What you should do - Extract each line from the entries below that has the string "Output" in it.

Records for this task -
=====

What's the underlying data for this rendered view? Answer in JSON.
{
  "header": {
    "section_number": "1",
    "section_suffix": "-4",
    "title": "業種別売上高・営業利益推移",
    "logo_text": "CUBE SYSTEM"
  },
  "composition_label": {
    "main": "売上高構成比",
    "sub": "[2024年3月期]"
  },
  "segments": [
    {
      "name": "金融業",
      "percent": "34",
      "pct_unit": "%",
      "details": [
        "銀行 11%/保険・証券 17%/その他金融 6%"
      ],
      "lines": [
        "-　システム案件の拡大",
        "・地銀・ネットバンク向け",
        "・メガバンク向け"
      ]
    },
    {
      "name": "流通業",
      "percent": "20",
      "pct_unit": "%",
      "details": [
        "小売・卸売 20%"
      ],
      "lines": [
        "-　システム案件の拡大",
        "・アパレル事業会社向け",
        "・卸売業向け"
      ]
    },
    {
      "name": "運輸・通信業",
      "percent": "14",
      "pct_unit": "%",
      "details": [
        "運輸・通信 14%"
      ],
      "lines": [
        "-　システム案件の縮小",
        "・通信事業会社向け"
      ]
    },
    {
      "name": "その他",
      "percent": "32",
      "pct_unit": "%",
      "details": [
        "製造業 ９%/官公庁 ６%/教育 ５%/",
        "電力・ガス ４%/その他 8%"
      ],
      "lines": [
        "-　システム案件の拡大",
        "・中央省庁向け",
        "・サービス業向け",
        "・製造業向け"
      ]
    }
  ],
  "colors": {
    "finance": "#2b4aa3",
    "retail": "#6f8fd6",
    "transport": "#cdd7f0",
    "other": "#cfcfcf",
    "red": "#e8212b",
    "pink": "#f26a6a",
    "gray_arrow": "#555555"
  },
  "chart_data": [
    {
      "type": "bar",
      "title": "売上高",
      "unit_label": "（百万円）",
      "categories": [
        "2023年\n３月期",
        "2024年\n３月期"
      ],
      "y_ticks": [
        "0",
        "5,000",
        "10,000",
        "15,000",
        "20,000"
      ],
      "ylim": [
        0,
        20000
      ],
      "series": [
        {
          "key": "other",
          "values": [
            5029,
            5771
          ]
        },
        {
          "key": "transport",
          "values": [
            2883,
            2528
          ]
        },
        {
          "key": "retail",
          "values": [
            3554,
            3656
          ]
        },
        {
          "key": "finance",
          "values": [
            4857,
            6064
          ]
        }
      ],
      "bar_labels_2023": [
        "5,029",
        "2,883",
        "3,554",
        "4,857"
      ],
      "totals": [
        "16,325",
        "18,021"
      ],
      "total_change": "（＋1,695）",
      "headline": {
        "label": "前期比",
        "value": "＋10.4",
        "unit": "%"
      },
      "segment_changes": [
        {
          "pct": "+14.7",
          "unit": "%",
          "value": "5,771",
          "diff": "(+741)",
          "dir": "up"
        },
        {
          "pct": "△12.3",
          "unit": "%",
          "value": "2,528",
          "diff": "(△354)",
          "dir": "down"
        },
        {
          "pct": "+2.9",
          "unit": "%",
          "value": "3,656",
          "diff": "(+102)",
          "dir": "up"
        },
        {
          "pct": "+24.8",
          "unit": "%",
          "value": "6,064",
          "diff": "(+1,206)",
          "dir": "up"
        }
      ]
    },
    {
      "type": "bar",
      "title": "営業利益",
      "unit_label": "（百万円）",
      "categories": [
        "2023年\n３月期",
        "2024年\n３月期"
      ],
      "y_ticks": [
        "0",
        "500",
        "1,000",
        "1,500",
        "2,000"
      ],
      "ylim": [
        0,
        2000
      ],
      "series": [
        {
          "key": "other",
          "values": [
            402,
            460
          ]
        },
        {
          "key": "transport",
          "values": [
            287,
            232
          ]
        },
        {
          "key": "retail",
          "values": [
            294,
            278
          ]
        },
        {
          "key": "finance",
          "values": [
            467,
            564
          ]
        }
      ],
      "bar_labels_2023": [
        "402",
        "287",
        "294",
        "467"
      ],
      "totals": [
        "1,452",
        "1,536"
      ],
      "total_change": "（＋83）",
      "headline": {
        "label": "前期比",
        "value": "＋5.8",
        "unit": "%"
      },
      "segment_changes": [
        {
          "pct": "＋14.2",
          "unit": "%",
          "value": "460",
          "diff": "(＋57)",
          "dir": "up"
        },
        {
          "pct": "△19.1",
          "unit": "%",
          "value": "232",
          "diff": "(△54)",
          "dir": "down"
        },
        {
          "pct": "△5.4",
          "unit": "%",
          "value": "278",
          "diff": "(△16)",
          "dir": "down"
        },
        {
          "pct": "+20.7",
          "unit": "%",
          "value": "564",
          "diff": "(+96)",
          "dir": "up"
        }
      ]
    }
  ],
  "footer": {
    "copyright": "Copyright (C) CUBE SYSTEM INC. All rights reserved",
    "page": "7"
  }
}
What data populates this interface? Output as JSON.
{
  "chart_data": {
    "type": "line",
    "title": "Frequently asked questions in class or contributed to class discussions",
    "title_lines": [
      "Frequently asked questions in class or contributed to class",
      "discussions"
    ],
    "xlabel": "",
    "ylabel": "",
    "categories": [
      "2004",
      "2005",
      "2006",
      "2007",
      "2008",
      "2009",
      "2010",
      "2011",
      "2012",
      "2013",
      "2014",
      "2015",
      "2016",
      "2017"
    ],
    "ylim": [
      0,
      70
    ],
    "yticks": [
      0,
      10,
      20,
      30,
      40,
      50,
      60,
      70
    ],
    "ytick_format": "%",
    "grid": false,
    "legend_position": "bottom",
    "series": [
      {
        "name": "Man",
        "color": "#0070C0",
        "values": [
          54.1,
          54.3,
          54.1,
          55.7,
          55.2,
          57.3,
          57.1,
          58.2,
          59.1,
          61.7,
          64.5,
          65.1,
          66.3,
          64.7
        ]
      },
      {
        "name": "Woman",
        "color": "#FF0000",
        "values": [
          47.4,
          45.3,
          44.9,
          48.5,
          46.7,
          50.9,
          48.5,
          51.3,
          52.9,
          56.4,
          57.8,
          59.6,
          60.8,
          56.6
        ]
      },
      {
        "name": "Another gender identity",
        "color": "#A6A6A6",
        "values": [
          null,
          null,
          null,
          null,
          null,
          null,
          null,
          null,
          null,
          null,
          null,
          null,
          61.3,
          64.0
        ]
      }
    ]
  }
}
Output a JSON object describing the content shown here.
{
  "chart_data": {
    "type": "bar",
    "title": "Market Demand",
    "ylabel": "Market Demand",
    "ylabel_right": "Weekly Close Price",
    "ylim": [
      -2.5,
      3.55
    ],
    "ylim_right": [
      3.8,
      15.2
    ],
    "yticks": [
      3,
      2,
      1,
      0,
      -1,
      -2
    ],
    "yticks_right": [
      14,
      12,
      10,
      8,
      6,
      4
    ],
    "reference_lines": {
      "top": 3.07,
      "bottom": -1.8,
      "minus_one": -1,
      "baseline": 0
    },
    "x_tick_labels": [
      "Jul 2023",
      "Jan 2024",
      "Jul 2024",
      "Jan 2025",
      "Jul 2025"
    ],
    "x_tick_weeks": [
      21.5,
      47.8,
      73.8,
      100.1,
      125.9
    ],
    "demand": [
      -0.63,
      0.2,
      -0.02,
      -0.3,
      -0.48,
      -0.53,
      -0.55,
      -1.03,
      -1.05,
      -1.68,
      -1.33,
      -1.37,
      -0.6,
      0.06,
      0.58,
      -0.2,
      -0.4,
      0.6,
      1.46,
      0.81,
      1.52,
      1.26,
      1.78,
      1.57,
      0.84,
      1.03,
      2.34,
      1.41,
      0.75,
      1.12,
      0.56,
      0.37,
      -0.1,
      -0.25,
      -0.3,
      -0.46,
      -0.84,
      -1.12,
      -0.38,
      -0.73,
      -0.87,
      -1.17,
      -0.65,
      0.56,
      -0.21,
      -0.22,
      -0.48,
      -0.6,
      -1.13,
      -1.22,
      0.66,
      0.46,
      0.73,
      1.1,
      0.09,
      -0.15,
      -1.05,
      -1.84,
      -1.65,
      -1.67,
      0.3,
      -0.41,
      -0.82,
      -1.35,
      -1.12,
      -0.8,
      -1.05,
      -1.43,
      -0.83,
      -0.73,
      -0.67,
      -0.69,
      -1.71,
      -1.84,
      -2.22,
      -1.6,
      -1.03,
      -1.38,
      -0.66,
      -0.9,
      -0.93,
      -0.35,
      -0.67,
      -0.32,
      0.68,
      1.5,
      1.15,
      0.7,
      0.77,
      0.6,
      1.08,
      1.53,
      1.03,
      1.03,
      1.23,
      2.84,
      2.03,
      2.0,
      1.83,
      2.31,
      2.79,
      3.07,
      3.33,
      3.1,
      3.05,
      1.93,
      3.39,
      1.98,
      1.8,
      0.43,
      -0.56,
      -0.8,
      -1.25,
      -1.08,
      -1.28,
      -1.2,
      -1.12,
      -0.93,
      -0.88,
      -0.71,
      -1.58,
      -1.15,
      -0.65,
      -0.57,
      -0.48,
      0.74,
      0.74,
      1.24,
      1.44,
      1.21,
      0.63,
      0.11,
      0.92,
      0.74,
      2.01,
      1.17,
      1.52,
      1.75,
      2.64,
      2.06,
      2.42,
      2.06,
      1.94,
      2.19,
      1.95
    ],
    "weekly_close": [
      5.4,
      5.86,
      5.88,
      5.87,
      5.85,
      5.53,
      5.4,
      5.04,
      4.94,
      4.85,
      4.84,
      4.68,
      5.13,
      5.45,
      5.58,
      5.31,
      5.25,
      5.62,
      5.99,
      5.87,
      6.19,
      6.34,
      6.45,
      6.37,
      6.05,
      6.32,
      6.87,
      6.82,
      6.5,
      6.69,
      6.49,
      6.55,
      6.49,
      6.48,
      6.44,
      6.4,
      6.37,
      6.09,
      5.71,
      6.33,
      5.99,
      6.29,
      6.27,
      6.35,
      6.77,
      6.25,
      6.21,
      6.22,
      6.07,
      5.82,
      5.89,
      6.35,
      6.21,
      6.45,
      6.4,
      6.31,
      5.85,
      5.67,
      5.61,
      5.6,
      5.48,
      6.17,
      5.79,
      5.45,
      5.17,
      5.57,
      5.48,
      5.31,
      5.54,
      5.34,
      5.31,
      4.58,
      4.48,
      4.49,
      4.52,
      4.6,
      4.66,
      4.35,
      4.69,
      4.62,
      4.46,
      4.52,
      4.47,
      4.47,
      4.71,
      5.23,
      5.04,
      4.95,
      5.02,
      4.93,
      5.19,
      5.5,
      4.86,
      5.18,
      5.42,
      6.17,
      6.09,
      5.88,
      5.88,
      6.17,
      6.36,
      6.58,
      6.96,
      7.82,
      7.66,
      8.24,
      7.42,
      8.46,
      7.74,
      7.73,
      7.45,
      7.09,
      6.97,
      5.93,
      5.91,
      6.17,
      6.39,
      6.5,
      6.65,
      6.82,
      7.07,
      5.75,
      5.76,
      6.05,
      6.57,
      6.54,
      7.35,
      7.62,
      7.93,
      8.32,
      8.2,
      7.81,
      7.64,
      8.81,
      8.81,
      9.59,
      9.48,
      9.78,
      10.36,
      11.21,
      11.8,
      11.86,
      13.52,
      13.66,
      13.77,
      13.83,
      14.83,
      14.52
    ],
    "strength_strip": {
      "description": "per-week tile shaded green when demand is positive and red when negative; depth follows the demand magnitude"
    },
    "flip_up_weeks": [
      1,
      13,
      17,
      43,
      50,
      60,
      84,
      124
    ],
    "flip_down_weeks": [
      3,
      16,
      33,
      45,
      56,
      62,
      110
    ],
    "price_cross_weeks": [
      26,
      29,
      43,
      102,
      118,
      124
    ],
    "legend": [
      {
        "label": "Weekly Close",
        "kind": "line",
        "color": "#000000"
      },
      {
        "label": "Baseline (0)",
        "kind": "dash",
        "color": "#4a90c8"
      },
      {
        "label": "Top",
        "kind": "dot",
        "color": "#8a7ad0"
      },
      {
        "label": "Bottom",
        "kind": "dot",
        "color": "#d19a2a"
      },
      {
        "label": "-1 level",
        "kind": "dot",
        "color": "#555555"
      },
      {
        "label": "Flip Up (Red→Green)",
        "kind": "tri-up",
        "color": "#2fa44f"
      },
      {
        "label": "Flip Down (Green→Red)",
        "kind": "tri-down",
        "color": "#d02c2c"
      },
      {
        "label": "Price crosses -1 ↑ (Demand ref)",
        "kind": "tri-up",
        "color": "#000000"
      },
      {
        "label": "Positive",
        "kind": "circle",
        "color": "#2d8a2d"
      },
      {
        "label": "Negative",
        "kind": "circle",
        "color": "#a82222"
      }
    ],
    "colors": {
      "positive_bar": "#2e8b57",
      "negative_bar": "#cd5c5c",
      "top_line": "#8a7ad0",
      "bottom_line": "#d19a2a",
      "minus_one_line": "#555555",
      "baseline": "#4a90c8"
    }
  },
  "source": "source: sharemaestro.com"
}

=====

In response -
What data populates this interface? Output as JSON.
Output a JSON object describing the content shown here.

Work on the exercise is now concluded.